Work to be completed: Check every line below for the word "criteria" and copy the ones that have it.

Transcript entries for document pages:
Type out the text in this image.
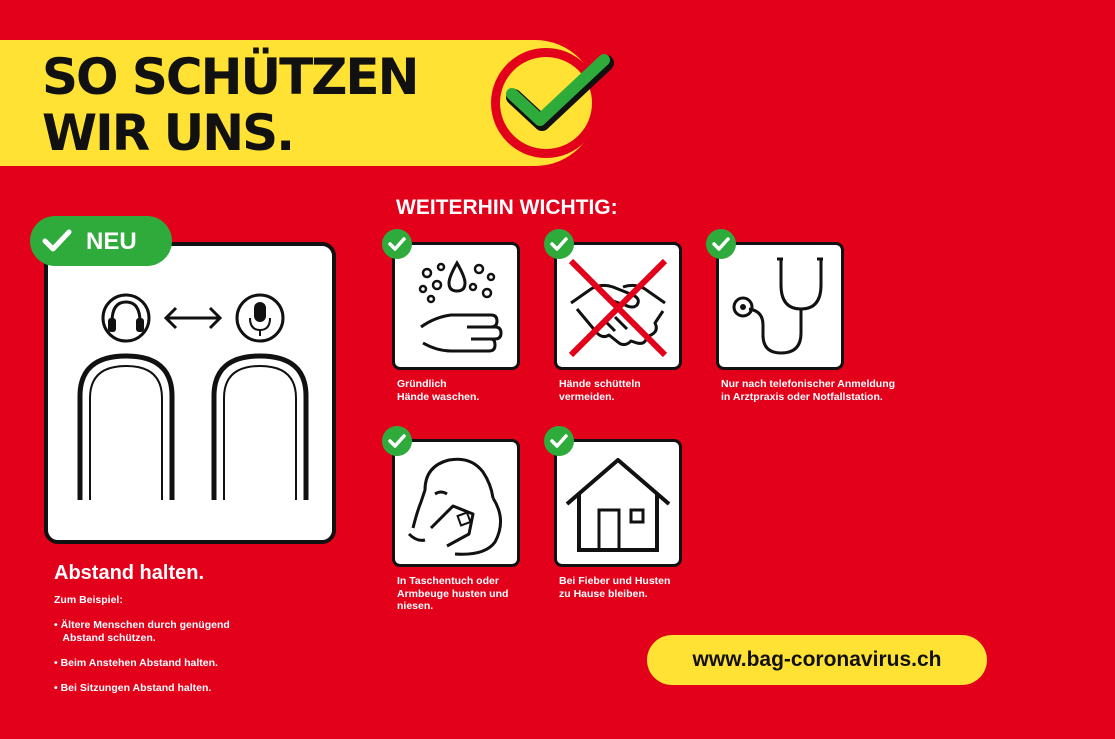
SO SCHÜTZEN
WIR UNS.
WEITERHIN WICHTIG:
NEU
Abstand halten.
Zum Beispiel:
• Ältere Menschen durch genügend
Abstand schützen.
• Beim Anstehen Abstand halten.
• Bei Sitzungen Abstand halten.
Gründlich
Hände waschen.
Hände schütteln
vermeiden.
Nur nach telefonischer Anmeldung
in Arztpraxis oder Notfallstation.
In Taschentuch oder
Armbeuge husten und
niesen.
Bei Fieber und Husten
zu Hause bleiben.
www.bag-coronavirus.ch
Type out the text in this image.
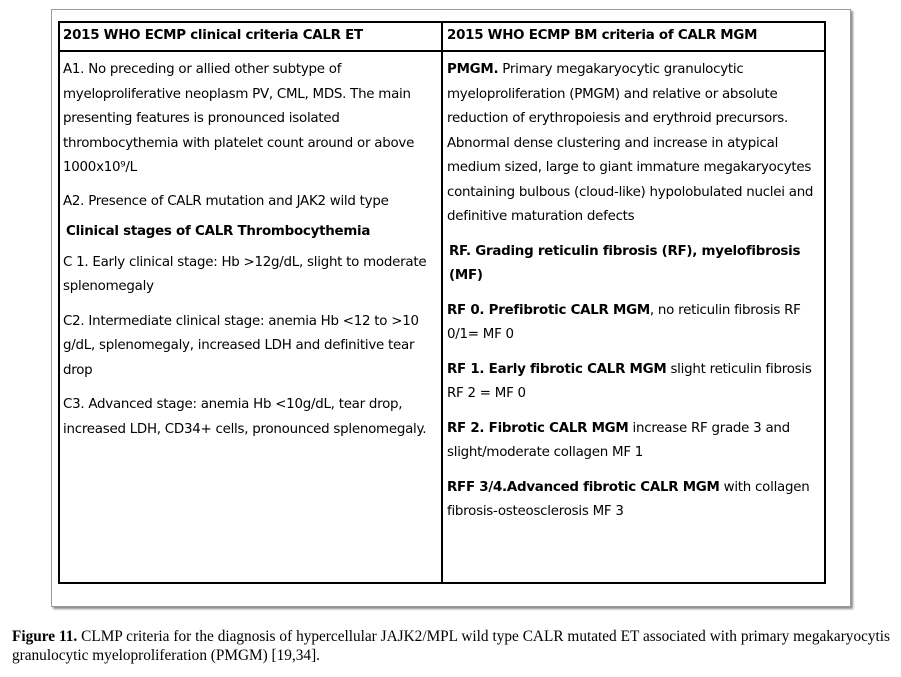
2015 WHO ECMP clinical criteria CALR ET

A1. No preceding or allied other subtype of myeloproliferative neoplasm PV, CML, MDS. The main presenting features is pronounced isolated thrombocythemia with platelet count around or above 1000x10⁹/L

A2. Presence of CALR mutation and JAK2 wild type

Clinical stages of CALR Thrombocythemia

C 1. Early clinical stage: Hb >12g/dL, slight to moderate splenomegaly

C2. Intermediate clinical stage: anemia Hb <12 to >10 g/dL, splenomegaly, increased LDH and definitive tear drop

C3. Advanced stage: anemia Hb <10g/dL, tear drop, increased LDH, CD34+ cells, pronounced splenomegaly.

2015 WHO ECMP BM criteria of CALR MGM

PMGM. Primary megakaryocytic granulocytic myeloproliferation (PMGM) and relative or absolute reduction of erythropoiesis and erythroid precursors. Abnormal dense clustering and increase in atypical medium sized, large to giant immature megakaryocytes containing bulbous (cloud-like) hypolobulated nuclei and definitive maturation defects

RF. Grading reticulin fibrosis (RF), myelofibrosis (MF)

RF 0. Prefibrotic CALR MGM, no reticulin fibrosis RF 0/1= MF 0

RF 1. Early fibrotic CALR MGM slight reticulin fibrosis RF 2 = MF 0

RF 2. Fibrotic CALR MGM increase RF grade 3 and slight/moderate collagen MF 1

RFF 3/4.Advanced fibrotic CALR MGM with collagen fibrosis-osteosclerosis MF 3

Figure 11. CLMP criteria for the diagnosis of hypercellular JAJK2/MPL wild type CALR mutated ET associated with primary megakaryocytis granulocytic myeloproliferation (PMGM) [19,34].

Task response:
2015 WHO ECMP clinical criteria CALR ET
2015 WHO ECMP BM criteria of CALR MGM
Figure 11. CLMP criteria for the diagnosis of hypercellular JAJK2/MPL wild type CALR mutated ET associated with primary megakaryocytis granulocytic myeloproliferation (PMGM) [19,34].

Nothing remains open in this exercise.